Work to complete> Scan the data below and report how many lines include the word "导入Gerber". Nothing else is wanted.

Provided material>
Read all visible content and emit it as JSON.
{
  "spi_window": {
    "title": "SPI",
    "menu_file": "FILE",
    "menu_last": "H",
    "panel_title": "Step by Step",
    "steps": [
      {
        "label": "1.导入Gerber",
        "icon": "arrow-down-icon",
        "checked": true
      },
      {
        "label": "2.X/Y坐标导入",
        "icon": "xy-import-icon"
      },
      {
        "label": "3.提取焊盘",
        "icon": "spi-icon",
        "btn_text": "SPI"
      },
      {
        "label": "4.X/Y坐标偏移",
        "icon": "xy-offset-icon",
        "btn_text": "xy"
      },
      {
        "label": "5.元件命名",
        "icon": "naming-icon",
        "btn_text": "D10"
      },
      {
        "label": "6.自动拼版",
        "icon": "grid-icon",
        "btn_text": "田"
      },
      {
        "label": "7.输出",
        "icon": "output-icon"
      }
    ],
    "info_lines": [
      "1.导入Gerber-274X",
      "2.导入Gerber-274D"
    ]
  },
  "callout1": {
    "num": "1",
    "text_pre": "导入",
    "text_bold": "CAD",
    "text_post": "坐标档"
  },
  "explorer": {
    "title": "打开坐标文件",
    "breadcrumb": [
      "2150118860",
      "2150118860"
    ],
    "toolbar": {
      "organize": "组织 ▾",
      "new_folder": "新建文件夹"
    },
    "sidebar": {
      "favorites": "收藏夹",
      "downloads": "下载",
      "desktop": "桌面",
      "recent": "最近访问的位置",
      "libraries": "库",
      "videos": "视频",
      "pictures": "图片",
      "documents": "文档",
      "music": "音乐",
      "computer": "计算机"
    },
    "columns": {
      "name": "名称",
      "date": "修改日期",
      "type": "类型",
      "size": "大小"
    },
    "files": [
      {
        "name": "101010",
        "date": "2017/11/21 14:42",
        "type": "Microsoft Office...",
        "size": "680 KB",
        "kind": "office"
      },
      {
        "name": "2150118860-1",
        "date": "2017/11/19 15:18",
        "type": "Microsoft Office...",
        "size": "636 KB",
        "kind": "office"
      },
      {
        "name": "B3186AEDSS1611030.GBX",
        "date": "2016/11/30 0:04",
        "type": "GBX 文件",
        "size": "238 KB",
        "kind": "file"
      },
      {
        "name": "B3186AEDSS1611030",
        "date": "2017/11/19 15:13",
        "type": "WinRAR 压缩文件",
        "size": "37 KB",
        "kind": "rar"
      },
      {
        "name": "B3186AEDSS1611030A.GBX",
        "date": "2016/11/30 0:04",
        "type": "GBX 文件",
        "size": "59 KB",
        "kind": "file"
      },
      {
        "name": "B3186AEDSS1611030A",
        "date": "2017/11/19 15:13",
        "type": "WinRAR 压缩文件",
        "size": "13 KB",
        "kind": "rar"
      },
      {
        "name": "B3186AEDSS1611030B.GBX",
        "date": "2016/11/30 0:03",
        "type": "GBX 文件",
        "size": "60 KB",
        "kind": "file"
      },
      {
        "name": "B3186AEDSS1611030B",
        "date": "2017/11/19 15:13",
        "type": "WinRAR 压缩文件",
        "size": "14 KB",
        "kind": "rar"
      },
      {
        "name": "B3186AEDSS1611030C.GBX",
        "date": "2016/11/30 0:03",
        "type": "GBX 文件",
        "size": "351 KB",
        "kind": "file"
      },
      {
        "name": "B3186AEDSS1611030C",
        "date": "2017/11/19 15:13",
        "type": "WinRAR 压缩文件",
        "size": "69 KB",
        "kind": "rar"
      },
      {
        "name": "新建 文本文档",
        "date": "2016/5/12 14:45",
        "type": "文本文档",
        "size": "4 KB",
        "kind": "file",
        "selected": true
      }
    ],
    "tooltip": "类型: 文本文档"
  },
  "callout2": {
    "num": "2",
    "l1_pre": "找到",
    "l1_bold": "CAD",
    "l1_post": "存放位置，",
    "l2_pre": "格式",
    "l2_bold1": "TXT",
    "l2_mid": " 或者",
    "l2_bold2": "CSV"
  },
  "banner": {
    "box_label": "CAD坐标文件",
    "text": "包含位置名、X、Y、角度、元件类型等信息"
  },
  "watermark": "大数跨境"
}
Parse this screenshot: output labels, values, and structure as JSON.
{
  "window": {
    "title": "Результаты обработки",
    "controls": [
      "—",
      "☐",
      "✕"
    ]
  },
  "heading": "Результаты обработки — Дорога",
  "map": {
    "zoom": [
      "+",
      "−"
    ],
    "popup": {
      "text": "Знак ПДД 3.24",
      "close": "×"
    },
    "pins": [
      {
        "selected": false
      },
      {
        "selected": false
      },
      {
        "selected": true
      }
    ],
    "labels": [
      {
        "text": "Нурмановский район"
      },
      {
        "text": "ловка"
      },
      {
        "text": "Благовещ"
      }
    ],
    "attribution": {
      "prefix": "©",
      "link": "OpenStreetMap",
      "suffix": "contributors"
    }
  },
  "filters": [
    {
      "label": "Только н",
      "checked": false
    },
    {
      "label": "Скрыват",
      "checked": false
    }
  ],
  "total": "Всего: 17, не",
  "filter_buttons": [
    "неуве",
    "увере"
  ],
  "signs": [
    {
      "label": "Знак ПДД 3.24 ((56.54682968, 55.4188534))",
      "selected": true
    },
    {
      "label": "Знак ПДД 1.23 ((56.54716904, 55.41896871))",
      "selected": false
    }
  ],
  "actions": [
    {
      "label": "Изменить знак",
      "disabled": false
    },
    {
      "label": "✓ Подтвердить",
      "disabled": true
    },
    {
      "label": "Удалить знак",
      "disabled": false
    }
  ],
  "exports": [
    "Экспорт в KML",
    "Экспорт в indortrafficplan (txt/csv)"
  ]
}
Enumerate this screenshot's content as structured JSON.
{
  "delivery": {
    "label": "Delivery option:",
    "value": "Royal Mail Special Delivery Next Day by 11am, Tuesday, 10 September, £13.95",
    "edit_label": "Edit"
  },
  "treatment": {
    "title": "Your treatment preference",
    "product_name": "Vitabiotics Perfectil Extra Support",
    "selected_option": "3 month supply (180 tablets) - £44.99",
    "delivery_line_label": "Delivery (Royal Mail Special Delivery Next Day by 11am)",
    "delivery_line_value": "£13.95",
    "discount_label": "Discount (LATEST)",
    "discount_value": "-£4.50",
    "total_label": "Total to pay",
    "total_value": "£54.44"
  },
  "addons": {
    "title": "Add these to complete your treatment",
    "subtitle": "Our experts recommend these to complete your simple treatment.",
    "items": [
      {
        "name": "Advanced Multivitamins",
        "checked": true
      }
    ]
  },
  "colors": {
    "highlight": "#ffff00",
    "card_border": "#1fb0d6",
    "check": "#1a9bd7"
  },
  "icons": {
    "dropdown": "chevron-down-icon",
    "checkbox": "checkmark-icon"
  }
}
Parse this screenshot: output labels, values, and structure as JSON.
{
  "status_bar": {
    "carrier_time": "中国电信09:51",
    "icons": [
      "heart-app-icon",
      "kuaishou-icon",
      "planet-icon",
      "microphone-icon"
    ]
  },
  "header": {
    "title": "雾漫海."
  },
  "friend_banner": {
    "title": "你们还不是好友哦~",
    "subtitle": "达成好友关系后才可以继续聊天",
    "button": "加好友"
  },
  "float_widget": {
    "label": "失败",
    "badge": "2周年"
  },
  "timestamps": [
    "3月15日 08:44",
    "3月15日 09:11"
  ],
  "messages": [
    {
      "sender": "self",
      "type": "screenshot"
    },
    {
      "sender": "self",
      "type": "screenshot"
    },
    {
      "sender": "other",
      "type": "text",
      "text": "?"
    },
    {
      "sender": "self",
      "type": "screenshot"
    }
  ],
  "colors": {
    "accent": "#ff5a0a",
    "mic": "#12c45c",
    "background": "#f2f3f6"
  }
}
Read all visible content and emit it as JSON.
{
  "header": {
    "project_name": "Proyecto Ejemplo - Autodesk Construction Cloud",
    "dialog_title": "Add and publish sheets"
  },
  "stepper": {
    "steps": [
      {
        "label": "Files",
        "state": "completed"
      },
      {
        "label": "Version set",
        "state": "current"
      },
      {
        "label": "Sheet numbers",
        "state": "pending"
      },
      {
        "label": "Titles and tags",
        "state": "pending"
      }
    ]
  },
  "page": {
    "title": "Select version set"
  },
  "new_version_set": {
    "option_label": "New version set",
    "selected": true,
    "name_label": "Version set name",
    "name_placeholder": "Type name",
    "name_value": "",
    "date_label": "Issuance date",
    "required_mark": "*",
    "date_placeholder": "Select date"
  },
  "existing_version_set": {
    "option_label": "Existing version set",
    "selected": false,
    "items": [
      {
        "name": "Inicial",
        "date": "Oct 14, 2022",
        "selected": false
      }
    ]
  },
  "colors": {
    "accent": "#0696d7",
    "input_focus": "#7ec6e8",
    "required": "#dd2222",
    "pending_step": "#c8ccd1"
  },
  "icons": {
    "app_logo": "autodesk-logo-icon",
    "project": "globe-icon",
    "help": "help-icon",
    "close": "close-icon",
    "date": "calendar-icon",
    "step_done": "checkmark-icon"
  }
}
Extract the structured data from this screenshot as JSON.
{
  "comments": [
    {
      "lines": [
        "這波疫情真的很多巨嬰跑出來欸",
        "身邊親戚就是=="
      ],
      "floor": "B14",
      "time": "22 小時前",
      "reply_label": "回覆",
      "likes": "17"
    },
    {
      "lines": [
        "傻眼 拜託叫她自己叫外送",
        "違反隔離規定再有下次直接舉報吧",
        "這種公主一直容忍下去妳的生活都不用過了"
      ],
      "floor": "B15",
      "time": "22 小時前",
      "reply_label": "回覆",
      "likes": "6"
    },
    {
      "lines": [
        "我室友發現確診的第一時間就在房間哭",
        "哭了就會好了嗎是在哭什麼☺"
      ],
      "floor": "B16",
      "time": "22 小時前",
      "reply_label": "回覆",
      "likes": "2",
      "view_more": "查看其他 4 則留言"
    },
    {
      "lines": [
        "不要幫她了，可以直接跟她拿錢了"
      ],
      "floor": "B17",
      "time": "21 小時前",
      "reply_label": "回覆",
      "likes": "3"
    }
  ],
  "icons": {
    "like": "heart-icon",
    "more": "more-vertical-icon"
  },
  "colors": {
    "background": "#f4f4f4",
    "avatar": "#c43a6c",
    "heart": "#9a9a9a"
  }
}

Finished answer> 3